Exercise description: Nothing in the records may be left out or altered; reproduce them all exactly.

Records for this exercise:
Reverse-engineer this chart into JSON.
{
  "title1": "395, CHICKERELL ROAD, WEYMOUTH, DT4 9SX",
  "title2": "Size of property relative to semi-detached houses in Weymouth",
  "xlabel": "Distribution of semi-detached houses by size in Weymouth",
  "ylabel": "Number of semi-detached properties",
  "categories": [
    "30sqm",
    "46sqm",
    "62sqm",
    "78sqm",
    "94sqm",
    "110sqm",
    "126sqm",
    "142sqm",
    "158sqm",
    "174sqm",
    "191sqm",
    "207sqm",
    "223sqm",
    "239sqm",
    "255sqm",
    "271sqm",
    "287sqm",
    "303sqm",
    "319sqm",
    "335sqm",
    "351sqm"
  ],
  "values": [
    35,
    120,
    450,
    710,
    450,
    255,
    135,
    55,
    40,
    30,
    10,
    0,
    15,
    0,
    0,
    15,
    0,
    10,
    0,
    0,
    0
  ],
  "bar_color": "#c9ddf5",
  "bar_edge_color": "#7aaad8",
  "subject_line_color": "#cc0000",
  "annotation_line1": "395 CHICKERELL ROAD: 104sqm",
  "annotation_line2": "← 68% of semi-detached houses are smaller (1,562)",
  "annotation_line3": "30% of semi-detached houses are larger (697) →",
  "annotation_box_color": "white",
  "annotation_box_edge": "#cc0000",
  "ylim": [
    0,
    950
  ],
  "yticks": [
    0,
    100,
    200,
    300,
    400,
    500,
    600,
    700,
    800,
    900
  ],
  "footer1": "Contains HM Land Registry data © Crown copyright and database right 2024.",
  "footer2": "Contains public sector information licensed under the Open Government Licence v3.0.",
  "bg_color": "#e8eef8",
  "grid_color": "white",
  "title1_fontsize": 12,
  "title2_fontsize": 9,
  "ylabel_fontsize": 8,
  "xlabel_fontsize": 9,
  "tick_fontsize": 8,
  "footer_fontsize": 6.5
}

Worked solution:
Reverse-engineer this chart into JSON.
{
  "title1": "395, CHICKERELL ROAD, WEYMOUTH, DT4 9SX",
  "title2": "Size of property relative to semi-detached houses in Weymouth",
  "xlabel": "Distribution of semi-detached houses by size in Weymouth",
  "ylabel": "Number of semi-detached properties",
  "categories": [
    "30sqm",
    "46sqm",
    "62sqm",
    "78sqm",
    "94sqm",
    "110sqm",
    "126sqm",
    "142sqm",
    "158sqm",
    "174sqm",
    "191sqm",
    "207sqm",
    "223sqm",
    "239sqm",
    "255sqm",
    "271sqm",
    "287sqm",
    "303sqm",
    "319sqm",
    "335sqm",
    "351sqm"
  ],
  "values": [
    35,
    120,
    450,
    710,
    450,
    255,
    135,
    55,
    40,
    30,
    10,
    0,
    15,
    0,
    0,
    15,
    0,
    10,
    0,
    0,
    0
  ],
  "bar_color": "#c9ddf5",
  "bar_edge_color": "#7aaad8",
  "subject_line_color": "#cc0000",
  "annotation_line1": "395 CHICKERELL ROAD: 104sqm",
  "annotation_line2": "← 68% of semi-detached houses are smaller (1,562)",
  "annotation_line3": "30% of semi-detached houses are larger (697) →",
  "annotation_box_color": "white",
  "annotation_box_edge": "#cc0000",
  "ylim": [
    0,
    950
  ],
  "yticks": [
    0,
    100,
    200,
    300,
    400,
    500,
    600,
    700,
    800,
    900
  ],
  "footer1": "Contains HM Land Registry data © Crown copyright and database right 2024.",
  "footer2": "Contains public sector information licensed under the Open Government Licence v3.0.",
  "bg_color": "#e8eef8",
  "grid_color": "white",
  "title1_fontsize": 12,
  "title2_fontsize": 9,
  "ylabel_fontsize": 8,
  "xlabel_fontsize": 9,
  "tick_fontsize": 8,
  "footer_fontsize": 6.5
}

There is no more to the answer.